YOUR OBJECTIVE
Look through the listing below and report every line that contains "made".

::::::::::

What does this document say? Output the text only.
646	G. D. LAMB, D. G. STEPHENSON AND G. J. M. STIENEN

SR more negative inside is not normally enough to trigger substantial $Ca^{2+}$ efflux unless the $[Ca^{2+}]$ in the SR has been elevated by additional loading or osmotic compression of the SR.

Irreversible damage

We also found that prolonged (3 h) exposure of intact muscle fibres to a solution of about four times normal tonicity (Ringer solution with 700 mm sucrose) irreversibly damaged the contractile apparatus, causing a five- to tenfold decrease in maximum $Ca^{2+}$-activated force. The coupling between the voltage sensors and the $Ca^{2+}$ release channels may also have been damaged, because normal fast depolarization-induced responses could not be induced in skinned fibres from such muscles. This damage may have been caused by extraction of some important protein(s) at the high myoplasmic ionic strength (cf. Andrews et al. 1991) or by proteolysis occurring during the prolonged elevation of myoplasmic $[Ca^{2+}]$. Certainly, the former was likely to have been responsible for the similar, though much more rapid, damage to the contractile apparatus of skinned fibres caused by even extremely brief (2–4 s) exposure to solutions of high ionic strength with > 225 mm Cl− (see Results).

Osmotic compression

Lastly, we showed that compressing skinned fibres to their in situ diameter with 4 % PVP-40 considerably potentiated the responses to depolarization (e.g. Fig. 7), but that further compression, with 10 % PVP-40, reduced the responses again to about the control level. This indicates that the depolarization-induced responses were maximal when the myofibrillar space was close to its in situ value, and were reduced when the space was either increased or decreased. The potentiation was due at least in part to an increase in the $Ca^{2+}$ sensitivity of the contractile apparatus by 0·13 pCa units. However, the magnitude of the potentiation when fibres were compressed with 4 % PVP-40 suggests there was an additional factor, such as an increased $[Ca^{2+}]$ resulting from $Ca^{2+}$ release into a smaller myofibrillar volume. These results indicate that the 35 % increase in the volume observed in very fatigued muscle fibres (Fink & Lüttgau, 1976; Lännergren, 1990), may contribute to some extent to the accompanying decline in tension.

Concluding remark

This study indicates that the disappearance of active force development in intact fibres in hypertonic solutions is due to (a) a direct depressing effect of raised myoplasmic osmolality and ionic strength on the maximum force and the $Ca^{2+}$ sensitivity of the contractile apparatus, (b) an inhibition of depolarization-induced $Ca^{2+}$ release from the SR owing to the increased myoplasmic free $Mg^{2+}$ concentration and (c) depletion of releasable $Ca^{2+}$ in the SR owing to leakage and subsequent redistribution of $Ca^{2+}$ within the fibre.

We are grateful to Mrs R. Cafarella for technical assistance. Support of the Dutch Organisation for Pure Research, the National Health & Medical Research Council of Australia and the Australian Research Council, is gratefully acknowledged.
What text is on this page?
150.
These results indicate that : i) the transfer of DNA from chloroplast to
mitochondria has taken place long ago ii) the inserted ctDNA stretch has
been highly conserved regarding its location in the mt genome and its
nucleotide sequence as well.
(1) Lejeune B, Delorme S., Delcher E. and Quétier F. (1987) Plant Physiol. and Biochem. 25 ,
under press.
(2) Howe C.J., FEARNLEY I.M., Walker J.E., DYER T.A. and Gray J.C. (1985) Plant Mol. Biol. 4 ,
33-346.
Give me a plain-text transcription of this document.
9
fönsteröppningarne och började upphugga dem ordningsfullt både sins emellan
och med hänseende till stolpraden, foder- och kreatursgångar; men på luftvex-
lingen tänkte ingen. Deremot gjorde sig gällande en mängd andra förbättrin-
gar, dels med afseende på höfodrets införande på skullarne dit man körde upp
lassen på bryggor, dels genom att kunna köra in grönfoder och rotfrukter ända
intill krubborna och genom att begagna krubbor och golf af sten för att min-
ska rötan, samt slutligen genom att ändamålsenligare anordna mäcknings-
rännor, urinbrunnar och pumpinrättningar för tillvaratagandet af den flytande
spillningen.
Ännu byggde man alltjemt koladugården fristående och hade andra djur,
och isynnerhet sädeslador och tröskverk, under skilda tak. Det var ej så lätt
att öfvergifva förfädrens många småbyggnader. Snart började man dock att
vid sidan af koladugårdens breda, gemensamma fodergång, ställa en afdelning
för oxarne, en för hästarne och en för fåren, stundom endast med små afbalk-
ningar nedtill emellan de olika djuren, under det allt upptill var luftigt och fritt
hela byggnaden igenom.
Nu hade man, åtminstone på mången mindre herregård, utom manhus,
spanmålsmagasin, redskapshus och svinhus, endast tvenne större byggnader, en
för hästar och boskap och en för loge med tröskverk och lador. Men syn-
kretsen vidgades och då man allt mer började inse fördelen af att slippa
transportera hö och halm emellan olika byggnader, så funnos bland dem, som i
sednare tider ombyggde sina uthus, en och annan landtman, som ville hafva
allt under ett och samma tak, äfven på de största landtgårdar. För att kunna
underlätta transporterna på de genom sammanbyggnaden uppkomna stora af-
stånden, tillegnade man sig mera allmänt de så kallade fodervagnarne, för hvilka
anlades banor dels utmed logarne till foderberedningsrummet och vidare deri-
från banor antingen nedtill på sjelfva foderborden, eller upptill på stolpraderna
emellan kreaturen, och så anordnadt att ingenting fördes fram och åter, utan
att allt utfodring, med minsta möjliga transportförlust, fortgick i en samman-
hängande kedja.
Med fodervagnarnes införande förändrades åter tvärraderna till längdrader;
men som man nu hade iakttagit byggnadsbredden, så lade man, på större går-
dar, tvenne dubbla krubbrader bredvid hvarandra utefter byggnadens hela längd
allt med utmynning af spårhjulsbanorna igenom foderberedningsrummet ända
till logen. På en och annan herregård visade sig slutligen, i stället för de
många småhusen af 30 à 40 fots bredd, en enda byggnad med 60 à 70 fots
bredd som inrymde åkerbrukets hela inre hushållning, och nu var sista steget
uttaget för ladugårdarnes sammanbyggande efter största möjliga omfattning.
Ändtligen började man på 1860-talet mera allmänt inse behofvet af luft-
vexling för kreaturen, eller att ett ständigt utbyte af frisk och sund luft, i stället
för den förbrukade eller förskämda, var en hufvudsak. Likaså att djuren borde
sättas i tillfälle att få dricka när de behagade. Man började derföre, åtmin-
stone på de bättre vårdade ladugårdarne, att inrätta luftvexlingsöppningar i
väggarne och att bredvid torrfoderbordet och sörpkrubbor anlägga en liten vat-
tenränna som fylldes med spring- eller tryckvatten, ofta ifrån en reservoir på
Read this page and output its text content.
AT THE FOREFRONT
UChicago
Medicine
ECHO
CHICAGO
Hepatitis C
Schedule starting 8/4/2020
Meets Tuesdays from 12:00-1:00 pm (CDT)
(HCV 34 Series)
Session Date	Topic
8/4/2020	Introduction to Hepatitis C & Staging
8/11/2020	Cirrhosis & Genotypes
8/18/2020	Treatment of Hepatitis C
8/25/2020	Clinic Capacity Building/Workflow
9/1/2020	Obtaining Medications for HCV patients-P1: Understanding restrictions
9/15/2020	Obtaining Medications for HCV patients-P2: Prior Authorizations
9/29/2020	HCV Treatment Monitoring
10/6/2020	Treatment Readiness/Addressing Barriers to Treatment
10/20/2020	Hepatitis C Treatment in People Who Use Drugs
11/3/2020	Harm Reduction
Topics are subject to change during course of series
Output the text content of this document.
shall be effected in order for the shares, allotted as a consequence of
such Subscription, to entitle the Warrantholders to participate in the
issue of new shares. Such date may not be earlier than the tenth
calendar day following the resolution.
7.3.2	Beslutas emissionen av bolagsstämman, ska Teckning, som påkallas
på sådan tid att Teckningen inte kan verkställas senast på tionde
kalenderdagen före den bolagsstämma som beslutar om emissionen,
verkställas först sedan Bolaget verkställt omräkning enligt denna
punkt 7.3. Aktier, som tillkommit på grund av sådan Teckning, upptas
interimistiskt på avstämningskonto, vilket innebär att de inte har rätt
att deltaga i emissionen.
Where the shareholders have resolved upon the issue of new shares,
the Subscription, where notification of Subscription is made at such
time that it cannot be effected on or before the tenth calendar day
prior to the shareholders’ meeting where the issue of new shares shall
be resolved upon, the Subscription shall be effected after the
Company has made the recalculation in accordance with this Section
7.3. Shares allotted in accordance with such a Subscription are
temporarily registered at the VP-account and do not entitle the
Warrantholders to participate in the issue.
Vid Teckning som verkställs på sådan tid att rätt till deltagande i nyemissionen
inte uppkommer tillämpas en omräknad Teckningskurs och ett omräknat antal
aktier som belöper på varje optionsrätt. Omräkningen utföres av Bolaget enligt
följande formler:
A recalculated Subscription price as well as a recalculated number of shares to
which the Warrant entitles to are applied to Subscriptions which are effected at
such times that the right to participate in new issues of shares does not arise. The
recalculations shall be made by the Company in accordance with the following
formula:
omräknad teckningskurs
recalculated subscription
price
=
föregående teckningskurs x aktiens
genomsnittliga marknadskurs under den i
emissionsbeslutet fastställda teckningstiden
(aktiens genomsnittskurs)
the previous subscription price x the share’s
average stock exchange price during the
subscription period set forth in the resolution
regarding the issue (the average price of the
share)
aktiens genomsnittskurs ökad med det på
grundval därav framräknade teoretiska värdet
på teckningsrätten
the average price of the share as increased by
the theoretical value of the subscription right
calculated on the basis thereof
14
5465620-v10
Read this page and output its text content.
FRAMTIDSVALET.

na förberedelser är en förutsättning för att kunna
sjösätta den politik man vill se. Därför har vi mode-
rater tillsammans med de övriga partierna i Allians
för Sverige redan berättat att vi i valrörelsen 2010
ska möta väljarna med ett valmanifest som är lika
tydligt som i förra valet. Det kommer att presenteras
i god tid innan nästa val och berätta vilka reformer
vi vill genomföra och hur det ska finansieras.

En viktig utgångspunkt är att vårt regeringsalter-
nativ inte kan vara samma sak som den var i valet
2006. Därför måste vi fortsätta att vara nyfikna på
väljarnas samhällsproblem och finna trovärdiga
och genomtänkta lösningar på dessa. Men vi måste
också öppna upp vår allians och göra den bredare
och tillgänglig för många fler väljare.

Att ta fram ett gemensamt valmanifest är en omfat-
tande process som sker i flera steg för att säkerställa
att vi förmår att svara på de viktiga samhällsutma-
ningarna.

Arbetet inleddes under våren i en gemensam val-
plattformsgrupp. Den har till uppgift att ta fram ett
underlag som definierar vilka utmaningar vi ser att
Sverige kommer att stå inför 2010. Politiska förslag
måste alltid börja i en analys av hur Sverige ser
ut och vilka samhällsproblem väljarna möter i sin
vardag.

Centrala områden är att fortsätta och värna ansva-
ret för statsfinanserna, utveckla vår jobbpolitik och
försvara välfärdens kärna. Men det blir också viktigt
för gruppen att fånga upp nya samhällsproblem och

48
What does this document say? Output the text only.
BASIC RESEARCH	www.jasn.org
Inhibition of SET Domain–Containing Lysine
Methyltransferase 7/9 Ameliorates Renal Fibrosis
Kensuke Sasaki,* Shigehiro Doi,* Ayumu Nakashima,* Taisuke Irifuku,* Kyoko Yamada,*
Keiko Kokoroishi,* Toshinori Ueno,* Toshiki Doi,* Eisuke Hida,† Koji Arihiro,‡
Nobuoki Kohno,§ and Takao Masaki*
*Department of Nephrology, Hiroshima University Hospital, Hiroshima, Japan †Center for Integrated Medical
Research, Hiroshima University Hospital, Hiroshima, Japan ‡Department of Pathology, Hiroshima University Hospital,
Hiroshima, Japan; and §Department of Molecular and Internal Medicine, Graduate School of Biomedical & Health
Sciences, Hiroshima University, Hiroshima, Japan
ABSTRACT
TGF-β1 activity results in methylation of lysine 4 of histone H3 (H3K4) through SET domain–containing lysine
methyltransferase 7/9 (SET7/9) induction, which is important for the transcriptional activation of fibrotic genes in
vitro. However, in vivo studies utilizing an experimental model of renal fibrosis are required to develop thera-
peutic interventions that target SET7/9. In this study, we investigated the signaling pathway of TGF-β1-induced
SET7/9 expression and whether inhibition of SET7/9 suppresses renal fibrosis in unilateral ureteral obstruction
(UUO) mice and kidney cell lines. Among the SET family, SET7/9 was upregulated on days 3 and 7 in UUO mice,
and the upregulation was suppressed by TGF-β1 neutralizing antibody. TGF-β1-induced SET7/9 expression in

::::::::::

ANSWER TO THE PROBLEM
the Subscription, where notification of Subscription is made at such
Company has made the recalculation in accordance with this Section
recalculations shall be made by the Company in accordance with the following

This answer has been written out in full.